§ The request
Your task is to reproduce the entries below word for word.
___ Extracted data ___
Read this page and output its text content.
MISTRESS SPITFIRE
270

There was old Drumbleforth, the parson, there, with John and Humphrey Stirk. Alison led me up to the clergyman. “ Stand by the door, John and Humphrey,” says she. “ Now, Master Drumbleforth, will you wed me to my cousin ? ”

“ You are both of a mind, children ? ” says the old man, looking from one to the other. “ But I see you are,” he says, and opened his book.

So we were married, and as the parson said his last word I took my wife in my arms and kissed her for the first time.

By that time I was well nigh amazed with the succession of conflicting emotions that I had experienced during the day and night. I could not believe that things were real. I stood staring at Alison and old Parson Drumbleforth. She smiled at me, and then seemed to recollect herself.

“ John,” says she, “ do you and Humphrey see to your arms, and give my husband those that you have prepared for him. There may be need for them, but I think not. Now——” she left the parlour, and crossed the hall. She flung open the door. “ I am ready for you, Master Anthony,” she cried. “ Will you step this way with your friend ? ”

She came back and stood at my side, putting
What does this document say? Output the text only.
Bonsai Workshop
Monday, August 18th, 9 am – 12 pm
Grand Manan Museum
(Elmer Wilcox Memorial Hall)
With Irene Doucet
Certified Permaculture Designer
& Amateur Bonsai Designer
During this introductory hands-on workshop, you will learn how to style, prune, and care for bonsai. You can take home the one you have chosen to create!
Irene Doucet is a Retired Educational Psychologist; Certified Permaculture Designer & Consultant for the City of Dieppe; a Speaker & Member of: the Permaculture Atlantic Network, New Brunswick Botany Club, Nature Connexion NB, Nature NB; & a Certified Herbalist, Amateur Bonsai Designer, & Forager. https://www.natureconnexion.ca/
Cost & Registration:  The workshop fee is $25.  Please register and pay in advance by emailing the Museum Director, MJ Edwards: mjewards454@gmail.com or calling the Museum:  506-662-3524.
___
§ Reply
Read this page and output its text content.
MISTRESS SPITFIRE
270

There was old Drumbleforth, the parson, there, with John and Humphrey Stirk. Alison led me up to the clergyman. “ Stand by the door, John and Humphrey,” says she. “ Now, Master Drumbleforth, will you wed me to my cousin ? ”

“ You are both of a mind, children ? ” says the old man, looking from one to the other. “ But I see you are,” he says, and opened his book.

So we were married, and as the parson said his last word I took my wife in my arms and kissed her for the first time.

By that time I was well nigh amazed with the succession of conflicting emotions that I had experienced during the day and night. I could not believe that things were real. I stood staring at Alison and old Parson Drumbleforth. She smiled at me, and then seemed to recollect herself.

“ John,” says she, “ do you and Humphrey see to your arms, and give my husband those that you have prepared for him. There may be need for them, but I think not. Now——” she left the parlour, and crossed the hall. She flung open the door. “ I am ready for you, Master Anthony,” she cried. “ Will you step this way with your friend ? ”

She came back and stood at my side, putting
What does this document say? Output the text only.
Bonsai Workshop
Monday, August 18th, 9 am – 12 pm
Grand Manan Museum
(Elmer Wilcox Memorial Hall)
With Irene Doucet
Certified Permaculture Designer
& Amateur Bonsai Designer
During this introductory hands-on workshop, you will learn how to style, prune, and care for bonsai. You can take home the one you have chosen to create!
Irene Doucet is a Retired Educational Psychologist; Certified Permaculture Designer & Consultant for the City of Dieppe; a Speaker & Member of: the Permaculture Atlantic Network, New Brunswick Botany Club, Nature Connexion NB, Nature NB; & a Certified Herbalist, Amateur Bonsai Designer, & Forager. https://www.natureconnexion.ca/
Cost & Registration:  The workshop fee is $25.  Please register and pay in advance by emailing the Museum Director, MJ Edwards: mjewards454@gmail.com or calling the Museum:  506-662-3524.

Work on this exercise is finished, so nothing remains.